* _WHAT YOU ARE ASKED TO DO_: Provide only the number of lines in the records below that include "تمكين".

* _RECORDS SUPPLIED_:
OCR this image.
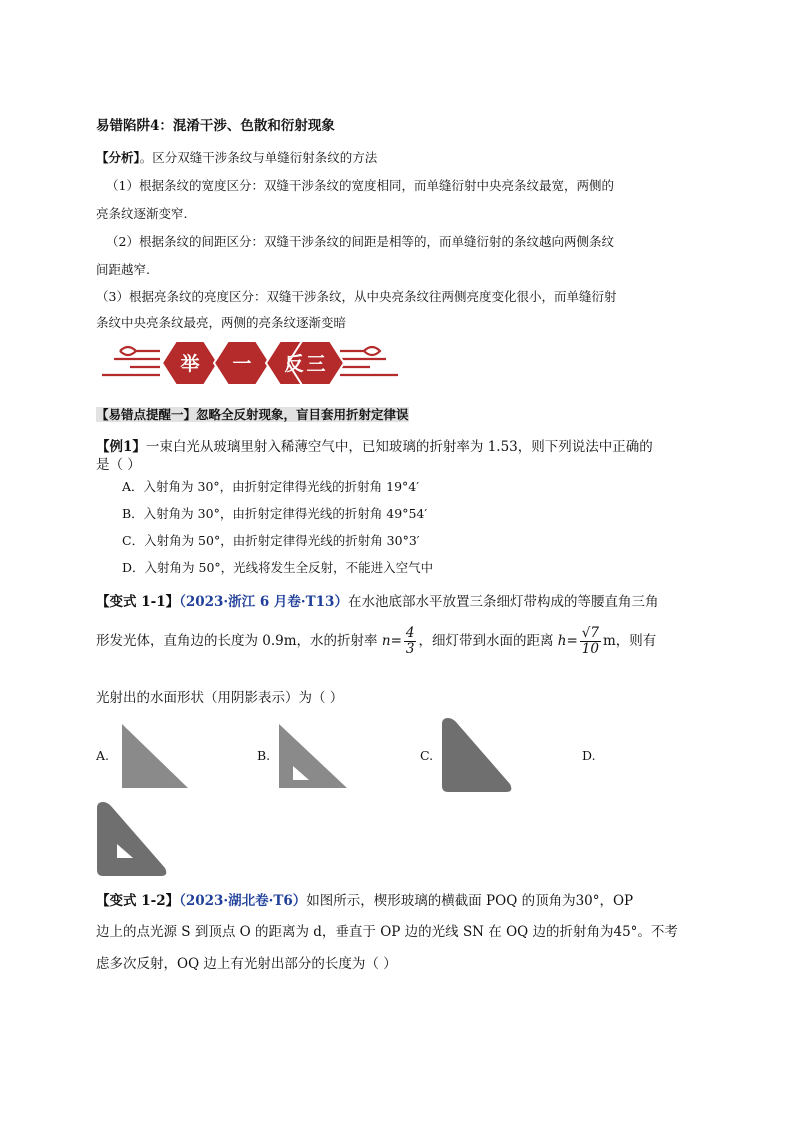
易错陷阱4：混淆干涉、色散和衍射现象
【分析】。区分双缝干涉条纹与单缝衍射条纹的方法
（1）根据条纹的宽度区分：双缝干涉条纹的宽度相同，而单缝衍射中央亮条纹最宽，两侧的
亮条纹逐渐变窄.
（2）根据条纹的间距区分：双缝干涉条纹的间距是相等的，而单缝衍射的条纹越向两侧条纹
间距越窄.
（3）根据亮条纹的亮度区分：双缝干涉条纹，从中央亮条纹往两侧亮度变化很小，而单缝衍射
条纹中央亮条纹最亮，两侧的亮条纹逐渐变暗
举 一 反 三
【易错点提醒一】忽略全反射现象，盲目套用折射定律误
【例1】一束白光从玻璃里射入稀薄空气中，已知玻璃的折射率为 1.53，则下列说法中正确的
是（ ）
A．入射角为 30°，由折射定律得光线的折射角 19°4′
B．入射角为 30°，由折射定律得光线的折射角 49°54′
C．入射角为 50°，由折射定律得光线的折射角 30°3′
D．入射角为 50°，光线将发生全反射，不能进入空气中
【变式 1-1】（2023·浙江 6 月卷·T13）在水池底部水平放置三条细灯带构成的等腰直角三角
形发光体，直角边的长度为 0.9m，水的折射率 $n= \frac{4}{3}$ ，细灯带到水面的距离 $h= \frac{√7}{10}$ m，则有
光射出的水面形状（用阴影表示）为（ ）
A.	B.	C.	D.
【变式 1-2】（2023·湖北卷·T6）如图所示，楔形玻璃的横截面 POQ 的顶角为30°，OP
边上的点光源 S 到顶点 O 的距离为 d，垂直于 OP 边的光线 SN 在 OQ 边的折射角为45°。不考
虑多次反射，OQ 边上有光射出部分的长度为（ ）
* * *
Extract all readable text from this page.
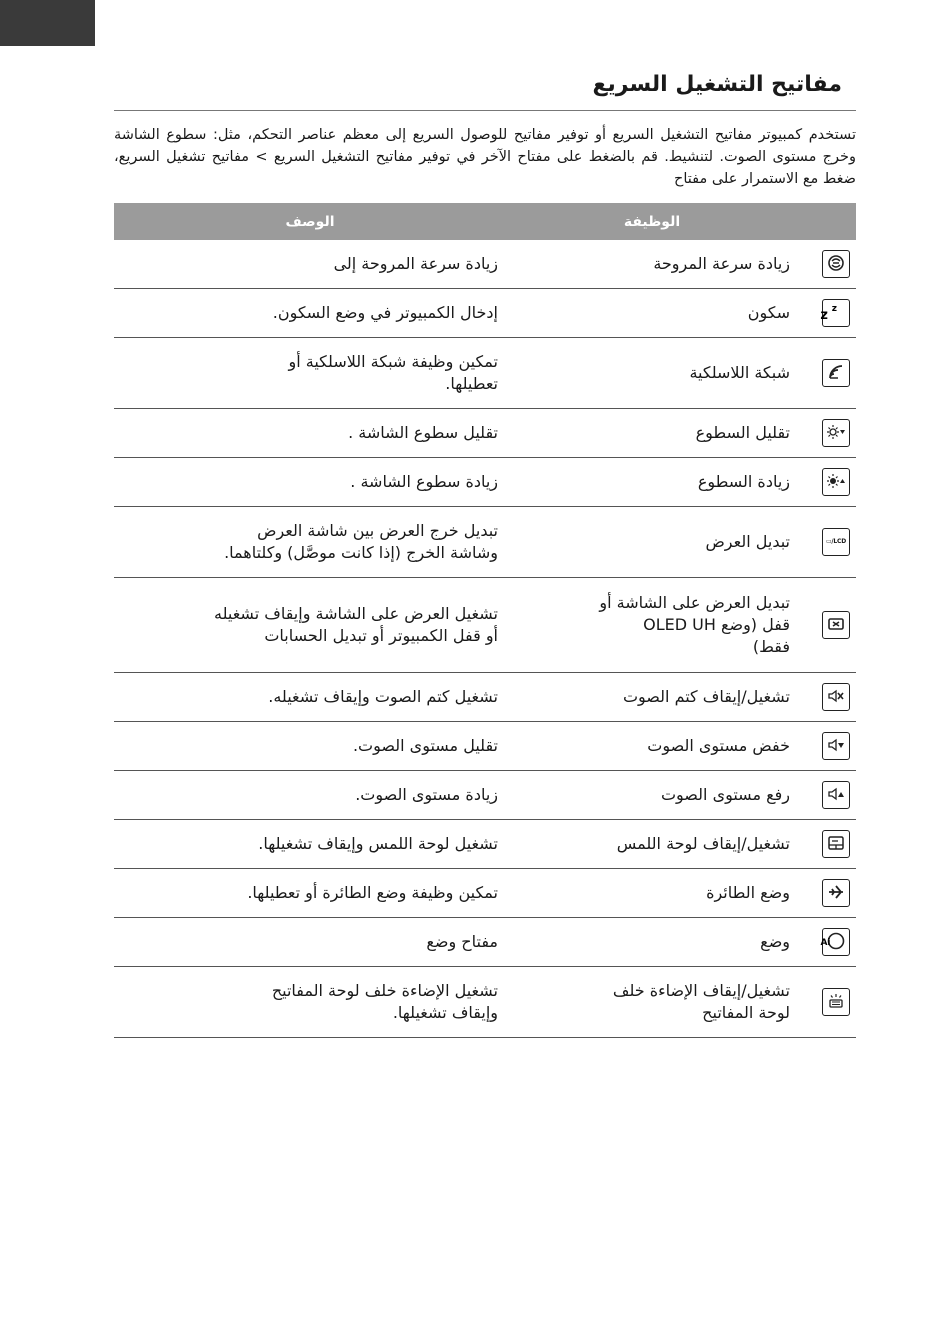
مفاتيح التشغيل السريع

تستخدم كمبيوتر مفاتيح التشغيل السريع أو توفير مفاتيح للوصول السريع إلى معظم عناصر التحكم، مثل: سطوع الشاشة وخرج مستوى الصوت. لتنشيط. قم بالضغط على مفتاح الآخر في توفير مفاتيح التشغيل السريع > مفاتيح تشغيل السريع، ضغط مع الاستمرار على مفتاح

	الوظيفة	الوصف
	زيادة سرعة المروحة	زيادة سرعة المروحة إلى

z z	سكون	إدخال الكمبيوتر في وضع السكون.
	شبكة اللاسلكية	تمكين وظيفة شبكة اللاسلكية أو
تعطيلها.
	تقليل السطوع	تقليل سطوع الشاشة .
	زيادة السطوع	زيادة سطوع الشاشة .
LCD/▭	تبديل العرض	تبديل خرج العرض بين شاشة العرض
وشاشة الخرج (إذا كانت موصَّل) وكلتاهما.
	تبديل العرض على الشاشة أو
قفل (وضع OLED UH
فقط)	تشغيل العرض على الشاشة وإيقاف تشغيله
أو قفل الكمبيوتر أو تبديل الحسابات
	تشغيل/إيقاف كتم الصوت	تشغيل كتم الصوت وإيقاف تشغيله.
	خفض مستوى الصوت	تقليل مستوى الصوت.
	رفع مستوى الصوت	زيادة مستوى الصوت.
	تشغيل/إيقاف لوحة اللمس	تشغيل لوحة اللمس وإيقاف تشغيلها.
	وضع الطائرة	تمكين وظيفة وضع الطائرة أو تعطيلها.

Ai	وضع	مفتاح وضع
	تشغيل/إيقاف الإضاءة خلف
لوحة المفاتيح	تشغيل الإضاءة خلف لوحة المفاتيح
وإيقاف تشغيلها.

* _FULL SOLUTION_: 2